--- Entries shown ---

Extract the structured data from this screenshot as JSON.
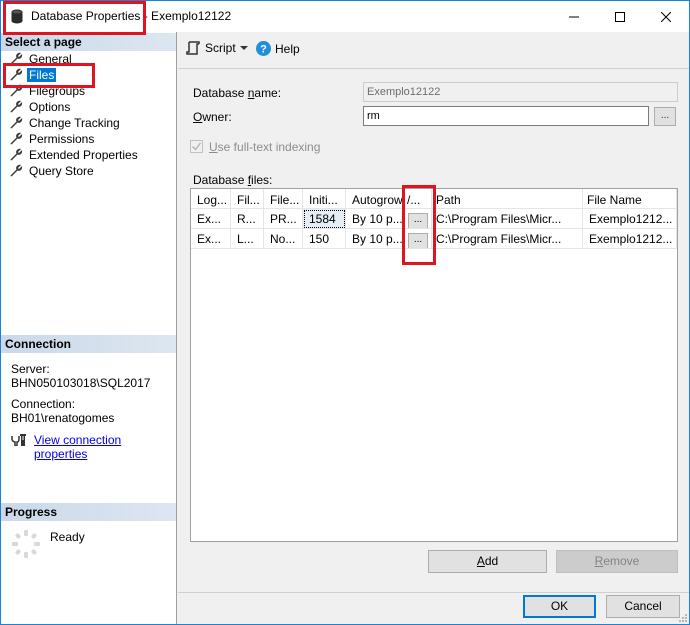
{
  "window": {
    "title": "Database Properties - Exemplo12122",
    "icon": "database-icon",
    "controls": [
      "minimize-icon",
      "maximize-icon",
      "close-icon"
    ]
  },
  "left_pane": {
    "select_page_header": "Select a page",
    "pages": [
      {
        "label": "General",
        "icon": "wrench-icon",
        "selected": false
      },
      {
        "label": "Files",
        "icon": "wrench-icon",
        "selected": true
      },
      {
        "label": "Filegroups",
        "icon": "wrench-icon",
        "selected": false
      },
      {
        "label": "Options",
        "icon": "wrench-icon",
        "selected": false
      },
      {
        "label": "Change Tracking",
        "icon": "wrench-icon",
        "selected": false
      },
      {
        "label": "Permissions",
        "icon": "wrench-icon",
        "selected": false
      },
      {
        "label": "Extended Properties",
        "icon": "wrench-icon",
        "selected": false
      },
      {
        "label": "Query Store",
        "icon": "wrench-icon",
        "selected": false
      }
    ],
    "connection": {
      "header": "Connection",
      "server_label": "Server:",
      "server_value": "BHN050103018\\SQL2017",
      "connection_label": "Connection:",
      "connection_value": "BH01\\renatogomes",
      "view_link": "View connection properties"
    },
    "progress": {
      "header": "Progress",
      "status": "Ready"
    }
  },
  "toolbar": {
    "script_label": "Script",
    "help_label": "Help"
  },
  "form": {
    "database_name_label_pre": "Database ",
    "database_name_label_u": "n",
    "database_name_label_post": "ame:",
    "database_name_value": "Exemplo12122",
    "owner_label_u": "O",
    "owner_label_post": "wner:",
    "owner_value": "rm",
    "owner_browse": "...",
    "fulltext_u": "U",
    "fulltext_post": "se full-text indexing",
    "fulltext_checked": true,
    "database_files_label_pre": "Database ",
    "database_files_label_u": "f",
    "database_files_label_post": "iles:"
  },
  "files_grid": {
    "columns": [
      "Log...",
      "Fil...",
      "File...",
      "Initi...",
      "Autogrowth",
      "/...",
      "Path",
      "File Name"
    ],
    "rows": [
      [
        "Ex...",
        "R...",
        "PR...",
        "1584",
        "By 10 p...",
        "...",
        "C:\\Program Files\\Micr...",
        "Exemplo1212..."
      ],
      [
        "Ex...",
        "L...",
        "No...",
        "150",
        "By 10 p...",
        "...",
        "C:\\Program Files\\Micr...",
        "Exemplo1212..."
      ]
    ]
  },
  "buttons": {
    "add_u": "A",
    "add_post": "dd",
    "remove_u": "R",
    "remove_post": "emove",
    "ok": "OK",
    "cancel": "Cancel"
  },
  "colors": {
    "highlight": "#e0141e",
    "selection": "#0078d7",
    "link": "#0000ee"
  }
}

---
--- Entries shown ---

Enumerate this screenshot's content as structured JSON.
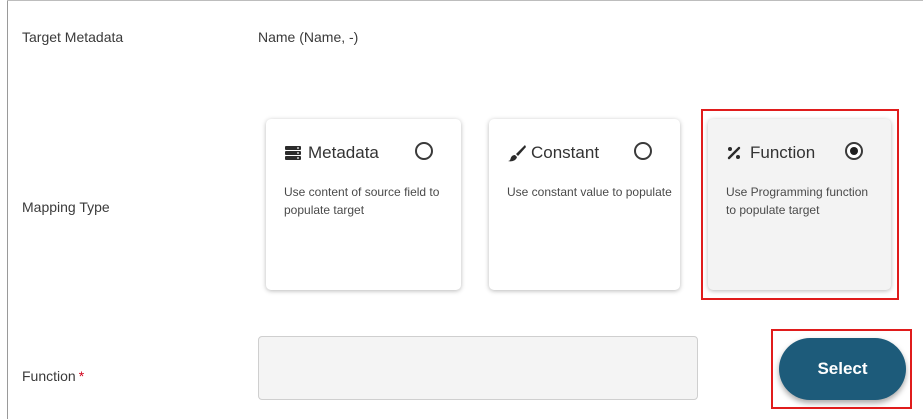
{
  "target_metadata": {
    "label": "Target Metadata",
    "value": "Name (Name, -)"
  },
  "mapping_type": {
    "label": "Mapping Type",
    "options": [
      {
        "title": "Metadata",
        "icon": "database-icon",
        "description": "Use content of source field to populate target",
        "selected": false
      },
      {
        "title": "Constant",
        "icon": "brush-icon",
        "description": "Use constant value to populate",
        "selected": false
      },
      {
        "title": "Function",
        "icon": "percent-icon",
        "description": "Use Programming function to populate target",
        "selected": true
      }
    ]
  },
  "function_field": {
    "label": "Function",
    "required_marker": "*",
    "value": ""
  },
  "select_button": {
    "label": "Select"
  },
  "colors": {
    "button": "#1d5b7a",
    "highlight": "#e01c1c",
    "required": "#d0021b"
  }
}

---

Copy every line that contains the string "this".

Output of the task:
Extract the structured data from this screenshot as JSON.
Enumerate this screenshot's content as structured JSON.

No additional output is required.